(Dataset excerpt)

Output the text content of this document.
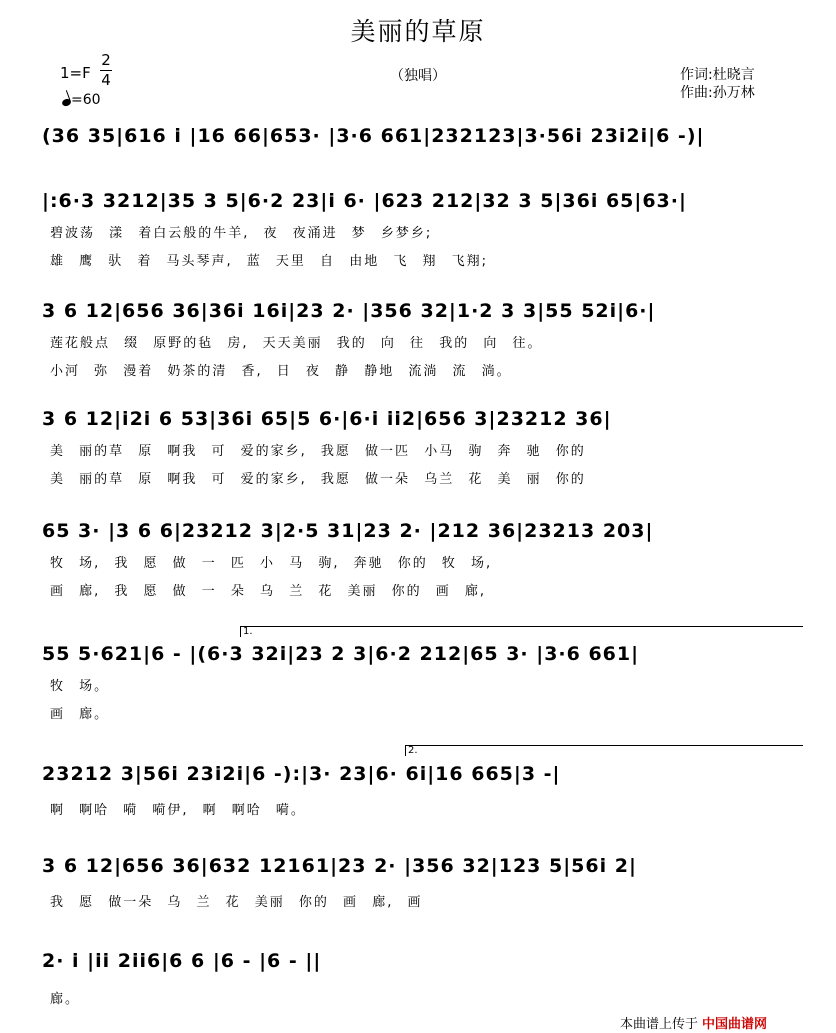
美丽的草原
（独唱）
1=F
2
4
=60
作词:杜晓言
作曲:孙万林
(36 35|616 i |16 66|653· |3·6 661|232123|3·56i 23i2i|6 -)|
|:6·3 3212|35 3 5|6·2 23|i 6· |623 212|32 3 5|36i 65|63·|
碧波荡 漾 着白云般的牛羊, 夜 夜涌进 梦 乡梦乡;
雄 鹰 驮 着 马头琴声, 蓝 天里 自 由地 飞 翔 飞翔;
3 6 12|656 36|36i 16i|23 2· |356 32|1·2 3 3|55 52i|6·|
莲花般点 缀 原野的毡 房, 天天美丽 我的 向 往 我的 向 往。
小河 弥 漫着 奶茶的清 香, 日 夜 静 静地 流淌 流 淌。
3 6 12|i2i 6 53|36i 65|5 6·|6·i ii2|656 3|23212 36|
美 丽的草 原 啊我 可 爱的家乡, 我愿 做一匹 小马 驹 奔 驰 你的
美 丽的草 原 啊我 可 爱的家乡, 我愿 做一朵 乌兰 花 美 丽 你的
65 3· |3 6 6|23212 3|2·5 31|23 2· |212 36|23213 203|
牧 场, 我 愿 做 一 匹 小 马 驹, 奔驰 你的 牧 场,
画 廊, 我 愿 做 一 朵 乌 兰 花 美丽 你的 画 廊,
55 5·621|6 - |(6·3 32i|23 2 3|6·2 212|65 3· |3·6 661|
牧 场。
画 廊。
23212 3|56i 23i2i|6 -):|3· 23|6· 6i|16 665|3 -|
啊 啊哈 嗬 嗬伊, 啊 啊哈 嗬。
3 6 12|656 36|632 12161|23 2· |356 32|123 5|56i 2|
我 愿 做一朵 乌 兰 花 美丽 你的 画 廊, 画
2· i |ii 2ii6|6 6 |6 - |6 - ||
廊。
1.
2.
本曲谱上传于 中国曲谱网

- Given exercise: Extract every line above containing the word "爱的家乡".

- Reply to the task:
美 丽的草 原 啊我 可 爱的家乡, 我愿 做一匹 小马 驹 奔 驰 你的
美 丽的草 原 啊我 可 爱的家乡, 我愿 做一朵 乌兰 花 美 丽 你的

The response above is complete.